#### [Instruction]
Return everything from the start of the records down to the line containing "header-profit: 利润总额 <box>829", inclusive, copied verbatim.

#### [Provided information]
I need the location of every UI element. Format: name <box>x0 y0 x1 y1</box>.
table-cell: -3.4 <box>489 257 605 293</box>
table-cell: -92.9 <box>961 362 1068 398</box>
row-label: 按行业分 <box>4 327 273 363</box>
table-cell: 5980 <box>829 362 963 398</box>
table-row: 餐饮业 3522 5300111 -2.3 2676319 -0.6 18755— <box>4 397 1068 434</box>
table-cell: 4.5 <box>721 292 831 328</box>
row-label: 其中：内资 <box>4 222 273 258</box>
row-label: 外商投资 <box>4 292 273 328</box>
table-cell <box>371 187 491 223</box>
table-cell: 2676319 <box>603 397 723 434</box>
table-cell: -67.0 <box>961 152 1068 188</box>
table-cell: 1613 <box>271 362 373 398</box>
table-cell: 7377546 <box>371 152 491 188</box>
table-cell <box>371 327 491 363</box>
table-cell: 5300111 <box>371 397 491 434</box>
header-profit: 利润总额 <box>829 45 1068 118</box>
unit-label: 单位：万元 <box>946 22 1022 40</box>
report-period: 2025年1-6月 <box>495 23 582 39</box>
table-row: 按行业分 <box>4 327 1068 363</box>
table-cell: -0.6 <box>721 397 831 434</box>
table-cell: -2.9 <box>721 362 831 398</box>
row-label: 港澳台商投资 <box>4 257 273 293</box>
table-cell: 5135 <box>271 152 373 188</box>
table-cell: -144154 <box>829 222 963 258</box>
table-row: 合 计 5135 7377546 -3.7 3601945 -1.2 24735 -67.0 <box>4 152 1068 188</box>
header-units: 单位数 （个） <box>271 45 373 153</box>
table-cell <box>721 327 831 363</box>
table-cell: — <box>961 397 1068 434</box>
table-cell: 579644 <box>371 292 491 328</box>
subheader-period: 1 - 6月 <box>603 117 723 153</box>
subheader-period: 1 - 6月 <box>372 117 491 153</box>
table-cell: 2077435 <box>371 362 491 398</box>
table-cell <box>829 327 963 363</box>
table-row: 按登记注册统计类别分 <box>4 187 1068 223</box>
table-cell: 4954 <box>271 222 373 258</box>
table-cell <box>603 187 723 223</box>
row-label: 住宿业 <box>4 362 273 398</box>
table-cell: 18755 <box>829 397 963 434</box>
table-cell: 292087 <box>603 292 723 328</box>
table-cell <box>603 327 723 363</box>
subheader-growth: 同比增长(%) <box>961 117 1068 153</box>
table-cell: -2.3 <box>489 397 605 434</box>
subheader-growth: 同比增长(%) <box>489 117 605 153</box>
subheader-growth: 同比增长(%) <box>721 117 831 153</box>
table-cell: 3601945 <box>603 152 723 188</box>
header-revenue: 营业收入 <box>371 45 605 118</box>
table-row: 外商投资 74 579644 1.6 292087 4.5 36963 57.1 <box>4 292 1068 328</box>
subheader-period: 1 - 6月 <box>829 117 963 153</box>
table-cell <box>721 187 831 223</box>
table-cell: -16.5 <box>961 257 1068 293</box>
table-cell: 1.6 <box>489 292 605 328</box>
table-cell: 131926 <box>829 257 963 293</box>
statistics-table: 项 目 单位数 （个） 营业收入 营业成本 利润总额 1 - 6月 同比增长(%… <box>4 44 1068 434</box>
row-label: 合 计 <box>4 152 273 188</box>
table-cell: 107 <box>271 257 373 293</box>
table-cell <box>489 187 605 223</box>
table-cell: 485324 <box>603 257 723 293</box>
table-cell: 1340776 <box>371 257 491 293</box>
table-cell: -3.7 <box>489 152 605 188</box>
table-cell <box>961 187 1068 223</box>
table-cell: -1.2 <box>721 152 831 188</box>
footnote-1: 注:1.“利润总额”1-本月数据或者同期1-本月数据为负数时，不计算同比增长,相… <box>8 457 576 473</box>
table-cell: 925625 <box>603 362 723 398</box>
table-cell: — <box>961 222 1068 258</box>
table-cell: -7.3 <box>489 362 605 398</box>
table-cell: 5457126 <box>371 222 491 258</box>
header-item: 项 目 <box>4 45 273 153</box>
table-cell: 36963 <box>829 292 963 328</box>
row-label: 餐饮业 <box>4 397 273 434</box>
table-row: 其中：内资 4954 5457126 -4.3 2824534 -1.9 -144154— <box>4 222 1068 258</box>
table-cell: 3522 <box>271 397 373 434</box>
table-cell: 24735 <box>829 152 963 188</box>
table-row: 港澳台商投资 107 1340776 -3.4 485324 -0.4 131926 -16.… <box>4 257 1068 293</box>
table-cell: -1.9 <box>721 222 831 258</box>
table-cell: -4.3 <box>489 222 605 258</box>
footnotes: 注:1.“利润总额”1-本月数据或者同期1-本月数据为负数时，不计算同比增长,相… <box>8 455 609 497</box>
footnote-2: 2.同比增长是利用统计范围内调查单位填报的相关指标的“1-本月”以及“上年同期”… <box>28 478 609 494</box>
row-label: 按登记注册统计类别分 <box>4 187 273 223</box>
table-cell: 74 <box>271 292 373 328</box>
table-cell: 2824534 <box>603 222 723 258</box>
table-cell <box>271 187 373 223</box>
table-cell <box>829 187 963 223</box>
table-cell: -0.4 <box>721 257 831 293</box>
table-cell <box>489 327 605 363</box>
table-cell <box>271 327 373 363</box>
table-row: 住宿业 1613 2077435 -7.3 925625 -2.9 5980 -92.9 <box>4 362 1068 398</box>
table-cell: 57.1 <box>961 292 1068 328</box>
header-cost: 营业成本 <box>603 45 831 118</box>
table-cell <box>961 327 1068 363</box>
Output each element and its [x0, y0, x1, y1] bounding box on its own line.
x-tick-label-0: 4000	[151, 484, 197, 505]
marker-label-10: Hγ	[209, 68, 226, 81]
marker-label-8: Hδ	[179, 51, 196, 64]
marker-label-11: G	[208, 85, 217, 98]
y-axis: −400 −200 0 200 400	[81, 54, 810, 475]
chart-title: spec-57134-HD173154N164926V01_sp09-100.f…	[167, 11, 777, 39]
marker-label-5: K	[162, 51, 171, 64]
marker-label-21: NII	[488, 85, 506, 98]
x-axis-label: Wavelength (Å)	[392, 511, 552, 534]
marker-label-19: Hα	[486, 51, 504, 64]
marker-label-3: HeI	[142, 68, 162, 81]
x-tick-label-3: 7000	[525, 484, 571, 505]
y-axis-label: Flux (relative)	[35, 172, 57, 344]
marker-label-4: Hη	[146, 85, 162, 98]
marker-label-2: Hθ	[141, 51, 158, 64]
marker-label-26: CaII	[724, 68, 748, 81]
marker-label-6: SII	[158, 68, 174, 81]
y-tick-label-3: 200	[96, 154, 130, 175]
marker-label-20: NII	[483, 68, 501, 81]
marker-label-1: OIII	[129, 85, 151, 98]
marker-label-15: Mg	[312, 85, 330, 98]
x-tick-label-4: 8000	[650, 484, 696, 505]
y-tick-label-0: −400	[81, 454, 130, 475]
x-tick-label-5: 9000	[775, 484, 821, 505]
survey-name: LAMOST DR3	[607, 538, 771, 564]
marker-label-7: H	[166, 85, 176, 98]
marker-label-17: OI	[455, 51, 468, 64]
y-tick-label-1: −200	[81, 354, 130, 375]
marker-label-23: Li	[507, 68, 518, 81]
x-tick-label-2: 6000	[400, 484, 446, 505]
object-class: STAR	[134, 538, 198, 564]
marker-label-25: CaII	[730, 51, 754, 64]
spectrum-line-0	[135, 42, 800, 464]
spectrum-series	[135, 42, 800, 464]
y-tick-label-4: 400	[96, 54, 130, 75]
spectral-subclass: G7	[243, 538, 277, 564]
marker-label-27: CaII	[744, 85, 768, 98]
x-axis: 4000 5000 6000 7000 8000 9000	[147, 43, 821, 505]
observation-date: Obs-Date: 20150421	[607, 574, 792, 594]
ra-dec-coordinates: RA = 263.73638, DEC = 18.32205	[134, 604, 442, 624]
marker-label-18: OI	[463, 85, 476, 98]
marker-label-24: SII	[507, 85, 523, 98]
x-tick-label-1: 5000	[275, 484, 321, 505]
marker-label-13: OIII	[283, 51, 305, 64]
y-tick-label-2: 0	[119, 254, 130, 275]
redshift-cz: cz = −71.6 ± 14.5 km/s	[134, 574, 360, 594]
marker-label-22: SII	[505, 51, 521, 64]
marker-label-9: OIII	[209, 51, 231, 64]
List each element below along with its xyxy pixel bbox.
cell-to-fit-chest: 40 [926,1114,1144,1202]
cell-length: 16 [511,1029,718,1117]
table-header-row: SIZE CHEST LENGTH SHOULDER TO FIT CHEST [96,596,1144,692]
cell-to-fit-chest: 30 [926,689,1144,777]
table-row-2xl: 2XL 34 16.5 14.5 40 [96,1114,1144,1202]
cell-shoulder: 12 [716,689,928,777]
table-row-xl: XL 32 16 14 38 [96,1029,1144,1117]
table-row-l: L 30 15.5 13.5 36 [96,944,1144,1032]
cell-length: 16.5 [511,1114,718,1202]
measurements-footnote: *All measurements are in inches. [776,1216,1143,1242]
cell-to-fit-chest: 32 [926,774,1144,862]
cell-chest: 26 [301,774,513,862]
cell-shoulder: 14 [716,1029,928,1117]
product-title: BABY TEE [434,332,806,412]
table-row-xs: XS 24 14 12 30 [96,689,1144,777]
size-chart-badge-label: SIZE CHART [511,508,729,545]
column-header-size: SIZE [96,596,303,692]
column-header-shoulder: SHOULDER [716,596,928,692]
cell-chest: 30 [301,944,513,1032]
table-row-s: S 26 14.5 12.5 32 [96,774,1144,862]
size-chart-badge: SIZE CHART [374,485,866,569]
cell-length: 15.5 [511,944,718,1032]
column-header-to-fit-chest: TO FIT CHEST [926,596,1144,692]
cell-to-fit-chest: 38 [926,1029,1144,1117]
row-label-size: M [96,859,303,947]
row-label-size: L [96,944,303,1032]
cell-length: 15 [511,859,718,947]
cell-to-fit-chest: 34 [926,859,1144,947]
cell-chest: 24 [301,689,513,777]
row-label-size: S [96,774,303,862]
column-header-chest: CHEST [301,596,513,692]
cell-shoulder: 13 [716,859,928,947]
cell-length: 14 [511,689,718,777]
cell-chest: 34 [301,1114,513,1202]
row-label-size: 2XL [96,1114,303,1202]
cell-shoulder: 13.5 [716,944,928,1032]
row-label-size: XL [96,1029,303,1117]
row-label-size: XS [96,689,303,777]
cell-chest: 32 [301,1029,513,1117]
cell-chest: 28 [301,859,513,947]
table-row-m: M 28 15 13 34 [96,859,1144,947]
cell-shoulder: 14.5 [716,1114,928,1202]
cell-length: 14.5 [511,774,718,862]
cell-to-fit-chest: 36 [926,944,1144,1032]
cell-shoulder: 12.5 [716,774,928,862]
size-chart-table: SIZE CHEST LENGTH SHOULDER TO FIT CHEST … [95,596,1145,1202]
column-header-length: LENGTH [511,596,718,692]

#### [Reply to the task]
I need the location of every UI element. Format: name <box>x0 y0 x1 y1</box>.
table-cell: -3.4 <box>489 257 605 293</box>
table-cell: -92.9 <box>961 362 1068 398</box>
row-label: 按行业分 <box>4 327 273 363</box>
table-cell: 5980 <box>829 362 963 398</box>
table-row: 餐饮业 3522 5300111 -2.3 2676319 -0.6 18755— <box>4 397 1068 434</box>
table-cell: 4.5 <box>721 292 831 328</box>
row-label: 其中：内资 <box>4 222 273 258</box>
row-label: 外商投资 <box>4 292 273 328</box>
table-cell <box>371 187 491 223</box>
table-cell: 2676319 <box>603 397 723 434</box>
table-cell: -67.0 <box>961 152 1068 188</box>
table-cell: 1613 <box>271 362 373 398</box>
table-cell: 7377546 <box>371 152 491 188</box>
table-cell <box>371 327 491 363</box>
table-cell: 5300111 <box>371 397 491 434</box>
header-profit: 利润总额 <box>829 45 1068 118</box>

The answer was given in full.